What is needed:
Lines that hold the word "cover" should be located and copied.

Information shown:
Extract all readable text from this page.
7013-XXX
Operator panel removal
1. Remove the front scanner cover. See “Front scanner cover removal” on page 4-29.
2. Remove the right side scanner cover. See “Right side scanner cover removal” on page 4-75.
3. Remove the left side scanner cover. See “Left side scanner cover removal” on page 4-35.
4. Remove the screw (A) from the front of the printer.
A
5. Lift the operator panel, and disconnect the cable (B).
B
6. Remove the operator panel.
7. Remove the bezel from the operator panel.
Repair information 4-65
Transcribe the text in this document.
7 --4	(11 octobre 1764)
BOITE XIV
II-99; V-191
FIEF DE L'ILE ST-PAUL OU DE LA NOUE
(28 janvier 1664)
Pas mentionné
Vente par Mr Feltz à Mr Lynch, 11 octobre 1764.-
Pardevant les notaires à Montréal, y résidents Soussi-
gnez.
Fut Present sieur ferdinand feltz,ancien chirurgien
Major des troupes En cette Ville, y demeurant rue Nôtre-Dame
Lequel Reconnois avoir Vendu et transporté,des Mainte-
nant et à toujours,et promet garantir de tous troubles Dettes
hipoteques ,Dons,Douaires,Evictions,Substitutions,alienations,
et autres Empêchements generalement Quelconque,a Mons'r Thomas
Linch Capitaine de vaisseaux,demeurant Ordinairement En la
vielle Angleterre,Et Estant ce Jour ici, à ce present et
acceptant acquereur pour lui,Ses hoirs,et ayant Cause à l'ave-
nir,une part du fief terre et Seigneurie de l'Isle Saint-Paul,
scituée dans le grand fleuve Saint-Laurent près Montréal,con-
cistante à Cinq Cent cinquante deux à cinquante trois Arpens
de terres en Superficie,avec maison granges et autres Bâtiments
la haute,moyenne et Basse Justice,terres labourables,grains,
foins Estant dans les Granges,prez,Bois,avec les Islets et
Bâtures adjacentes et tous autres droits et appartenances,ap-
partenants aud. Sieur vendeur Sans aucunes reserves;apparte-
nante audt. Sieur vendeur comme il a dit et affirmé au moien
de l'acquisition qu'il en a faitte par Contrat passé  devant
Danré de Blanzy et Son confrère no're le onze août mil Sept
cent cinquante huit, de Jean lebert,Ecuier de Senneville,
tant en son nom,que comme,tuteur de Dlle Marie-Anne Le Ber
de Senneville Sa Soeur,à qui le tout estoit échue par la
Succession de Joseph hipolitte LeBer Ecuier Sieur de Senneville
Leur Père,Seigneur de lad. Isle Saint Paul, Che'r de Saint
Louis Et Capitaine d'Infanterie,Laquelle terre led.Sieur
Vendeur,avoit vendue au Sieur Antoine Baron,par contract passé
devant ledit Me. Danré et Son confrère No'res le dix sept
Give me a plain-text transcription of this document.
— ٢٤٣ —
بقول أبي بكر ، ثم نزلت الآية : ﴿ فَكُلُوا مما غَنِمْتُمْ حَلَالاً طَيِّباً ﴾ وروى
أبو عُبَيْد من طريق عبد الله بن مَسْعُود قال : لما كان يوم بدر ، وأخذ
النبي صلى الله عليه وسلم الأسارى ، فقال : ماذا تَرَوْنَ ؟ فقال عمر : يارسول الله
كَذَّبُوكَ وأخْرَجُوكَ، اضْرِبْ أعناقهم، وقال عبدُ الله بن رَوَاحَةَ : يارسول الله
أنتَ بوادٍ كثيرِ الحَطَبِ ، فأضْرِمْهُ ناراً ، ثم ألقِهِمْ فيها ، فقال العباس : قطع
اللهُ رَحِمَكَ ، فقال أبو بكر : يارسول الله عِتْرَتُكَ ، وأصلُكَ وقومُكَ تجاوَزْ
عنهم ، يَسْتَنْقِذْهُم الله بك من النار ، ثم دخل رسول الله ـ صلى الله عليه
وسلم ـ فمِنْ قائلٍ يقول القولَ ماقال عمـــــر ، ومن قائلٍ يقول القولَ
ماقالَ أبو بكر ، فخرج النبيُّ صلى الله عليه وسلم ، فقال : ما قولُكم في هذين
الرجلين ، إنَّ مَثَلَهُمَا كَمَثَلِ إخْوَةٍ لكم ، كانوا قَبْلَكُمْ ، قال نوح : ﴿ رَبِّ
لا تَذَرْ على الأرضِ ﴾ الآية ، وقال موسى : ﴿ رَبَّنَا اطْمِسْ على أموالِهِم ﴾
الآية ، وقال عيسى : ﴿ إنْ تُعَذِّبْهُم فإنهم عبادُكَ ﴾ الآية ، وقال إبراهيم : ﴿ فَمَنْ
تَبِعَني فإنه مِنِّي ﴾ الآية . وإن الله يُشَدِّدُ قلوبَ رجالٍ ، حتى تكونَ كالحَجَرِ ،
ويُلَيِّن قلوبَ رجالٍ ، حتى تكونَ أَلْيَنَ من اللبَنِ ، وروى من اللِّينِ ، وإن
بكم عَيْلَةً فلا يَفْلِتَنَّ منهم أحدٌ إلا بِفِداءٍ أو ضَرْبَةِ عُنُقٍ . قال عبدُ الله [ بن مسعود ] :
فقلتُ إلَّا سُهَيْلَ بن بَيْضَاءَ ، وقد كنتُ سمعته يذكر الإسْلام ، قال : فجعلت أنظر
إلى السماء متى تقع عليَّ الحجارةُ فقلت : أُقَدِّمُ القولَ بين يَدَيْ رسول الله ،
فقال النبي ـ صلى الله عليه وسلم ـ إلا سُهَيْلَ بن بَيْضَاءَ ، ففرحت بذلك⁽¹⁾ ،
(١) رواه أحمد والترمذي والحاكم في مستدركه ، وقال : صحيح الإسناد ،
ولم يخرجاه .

Exercise response:
1. Remove the front scanner cover. See “Front scanner cover removal” on page 4-29.
2. Remove the right side scanner cover. See “Right side scanner cover removal” on page 4-75.
3. Remove the left side scanner cover. See “Left side scanner cover removal” on page 4-35.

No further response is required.